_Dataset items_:
*****

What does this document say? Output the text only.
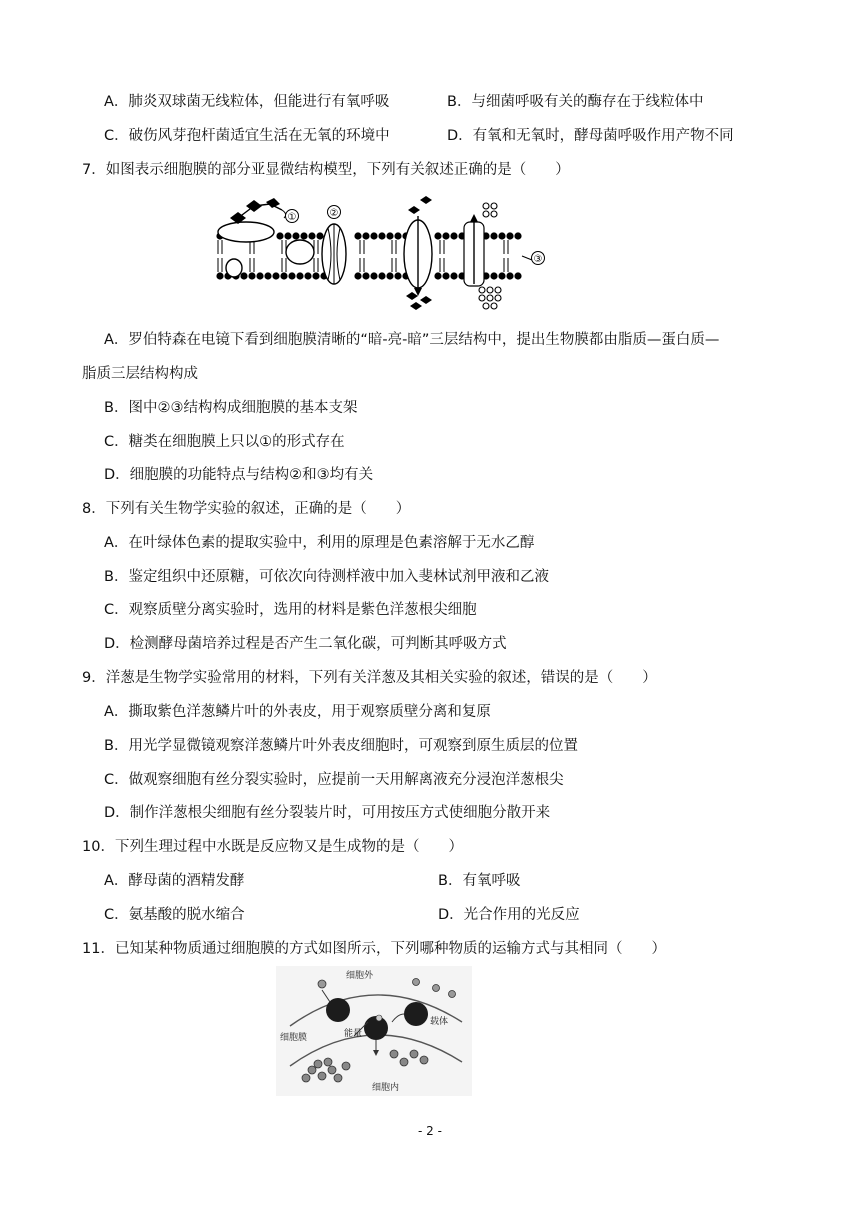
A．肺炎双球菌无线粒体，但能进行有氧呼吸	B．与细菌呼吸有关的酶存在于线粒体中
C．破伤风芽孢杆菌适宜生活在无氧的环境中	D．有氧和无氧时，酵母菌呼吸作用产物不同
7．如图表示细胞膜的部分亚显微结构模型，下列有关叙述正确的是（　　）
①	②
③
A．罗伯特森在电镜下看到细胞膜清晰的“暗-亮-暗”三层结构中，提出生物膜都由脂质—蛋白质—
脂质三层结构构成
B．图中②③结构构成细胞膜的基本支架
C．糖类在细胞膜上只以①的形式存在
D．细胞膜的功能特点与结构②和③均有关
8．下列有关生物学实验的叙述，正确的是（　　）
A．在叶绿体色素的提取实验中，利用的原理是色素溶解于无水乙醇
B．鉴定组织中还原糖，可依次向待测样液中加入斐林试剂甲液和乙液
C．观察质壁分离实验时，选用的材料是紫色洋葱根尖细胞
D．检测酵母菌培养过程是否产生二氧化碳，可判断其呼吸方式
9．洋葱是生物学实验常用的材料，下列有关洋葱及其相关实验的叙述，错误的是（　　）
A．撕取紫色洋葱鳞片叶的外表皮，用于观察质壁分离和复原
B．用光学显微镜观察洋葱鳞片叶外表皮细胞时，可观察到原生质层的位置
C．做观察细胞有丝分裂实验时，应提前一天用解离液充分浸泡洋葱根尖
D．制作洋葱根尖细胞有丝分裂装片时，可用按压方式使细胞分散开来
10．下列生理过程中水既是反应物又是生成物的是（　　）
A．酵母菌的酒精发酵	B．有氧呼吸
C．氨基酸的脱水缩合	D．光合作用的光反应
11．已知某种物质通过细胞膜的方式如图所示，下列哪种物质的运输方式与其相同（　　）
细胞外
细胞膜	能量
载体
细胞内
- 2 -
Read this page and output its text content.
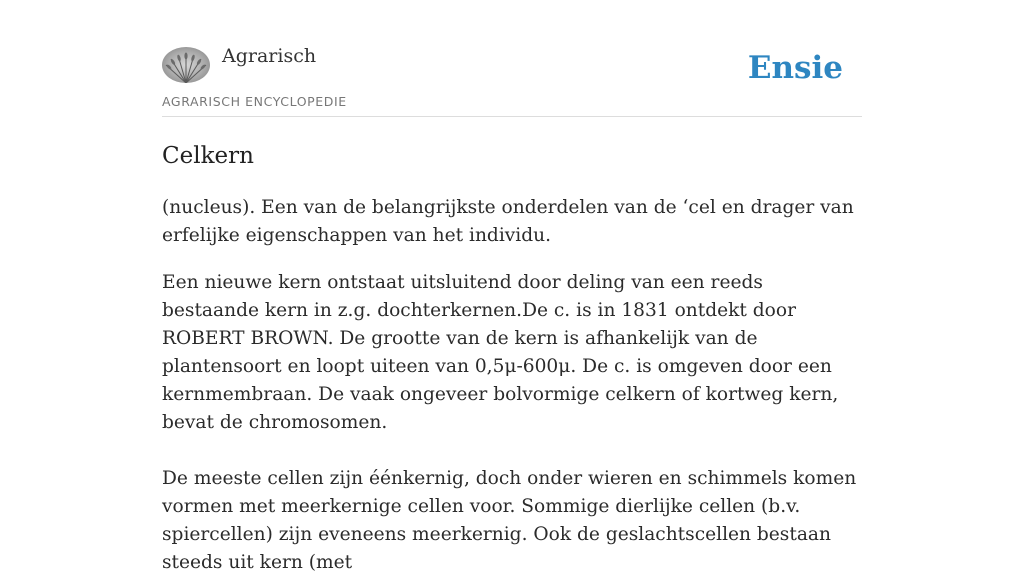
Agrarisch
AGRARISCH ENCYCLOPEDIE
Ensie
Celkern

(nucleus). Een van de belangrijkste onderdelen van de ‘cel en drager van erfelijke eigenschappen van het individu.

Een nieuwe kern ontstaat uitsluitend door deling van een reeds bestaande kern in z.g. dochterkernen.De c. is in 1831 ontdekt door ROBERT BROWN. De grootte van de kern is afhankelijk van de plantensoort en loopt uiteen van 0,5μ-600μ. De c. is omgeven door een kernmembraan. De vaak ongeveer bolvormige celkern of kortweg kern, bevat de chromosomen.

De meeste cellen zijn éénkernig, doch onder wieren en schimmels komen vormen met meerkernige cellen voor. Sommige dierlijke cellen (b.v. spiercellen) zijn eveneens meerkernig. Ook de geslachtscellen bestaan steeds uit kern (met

*****

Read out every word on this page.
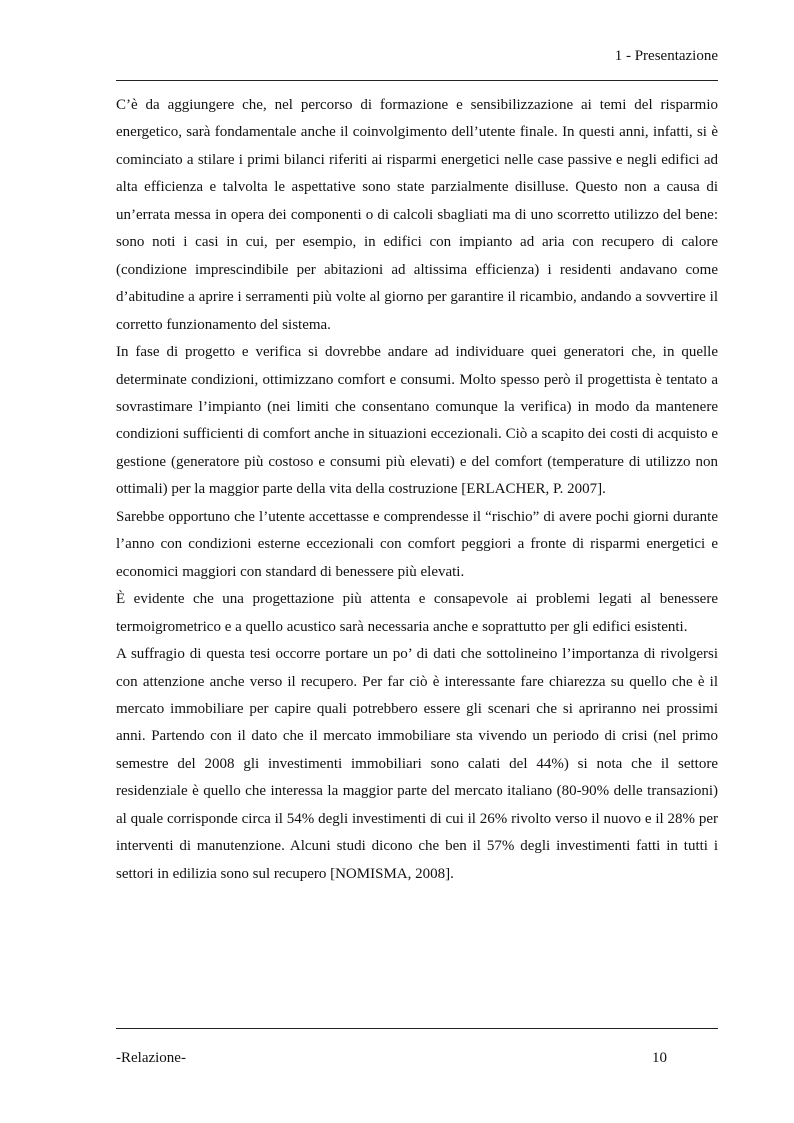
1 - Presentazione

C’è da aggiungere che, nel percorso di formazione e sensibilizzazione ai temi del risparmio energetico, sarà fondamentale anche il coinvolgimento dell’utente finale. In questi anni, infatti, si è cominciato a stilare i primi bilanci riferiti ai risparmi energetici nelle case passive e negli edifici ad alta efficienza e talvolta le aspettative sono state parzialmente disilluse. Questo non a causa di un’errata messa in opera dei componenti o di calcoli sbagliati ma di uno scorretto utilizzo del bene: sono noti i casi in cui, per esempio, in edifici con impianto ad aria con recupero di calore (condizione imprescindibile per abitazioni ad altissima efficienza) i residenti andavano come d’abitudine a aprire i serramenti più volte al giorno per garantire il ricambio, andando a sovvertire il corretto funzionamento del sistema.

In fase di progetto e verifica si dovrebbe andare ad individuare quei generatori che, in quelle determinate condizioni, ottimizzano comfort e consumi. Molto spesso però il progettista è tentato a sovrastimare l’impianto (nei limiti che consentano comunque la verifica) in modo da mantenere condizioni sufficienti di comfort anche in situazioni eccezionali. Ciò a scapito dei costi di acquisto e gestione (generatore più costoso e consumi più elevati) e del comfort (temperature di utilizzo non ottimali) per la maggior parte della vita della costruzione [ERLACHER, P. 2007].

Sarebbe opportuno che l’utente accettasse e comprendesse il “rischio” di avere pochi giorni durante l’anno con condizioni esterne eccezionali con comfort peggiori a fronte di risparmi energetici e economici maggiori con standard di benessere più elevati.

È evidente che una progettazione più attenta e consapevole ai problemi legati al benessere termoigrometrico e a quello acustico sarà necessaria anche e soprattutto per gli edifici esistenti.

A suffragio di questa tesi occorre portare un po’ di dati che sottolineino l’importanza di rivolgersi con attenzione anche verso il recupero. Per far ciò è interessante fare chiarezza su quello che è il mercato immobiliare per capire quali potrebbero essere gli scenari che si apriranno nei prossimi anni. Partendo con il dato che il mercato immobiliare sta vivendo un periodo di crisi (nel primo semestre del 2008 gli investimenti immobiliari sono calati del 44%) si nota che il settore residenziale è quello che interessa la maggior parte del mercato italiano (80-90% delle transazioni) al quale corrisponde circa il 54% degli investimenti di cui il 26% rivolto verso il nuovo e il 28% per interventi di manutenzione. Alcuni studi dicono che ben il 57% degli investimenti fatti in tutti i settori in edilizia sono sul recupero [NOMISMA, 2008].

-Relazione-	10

*****

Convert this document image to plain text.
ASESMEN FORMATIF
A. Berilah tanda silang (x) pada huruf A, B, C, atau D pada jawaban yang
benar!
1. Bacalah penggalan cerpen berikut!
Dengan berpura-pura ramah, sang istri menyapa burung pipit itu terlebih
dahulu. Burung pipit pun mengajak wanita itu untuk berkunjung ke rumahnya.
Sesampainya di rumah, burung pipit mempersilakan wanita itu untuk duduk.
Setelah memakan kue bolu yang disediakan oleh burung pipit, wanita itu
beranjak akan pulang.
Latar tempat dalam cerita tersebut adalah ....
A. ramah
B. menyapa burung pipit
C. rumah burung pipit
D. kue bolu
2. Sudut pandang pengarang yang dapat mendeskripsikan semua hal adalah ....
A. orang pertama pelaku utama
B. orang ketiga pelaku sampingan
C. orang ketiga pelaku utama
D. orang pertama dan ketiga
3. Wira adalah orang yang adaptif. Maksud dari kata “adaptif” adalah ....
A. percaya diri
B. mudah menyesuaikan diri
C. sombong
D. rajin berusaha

*****

_What is required_: Tell how many lines in the material contain the word "diri". Only the number is wanted.

_Response_: 2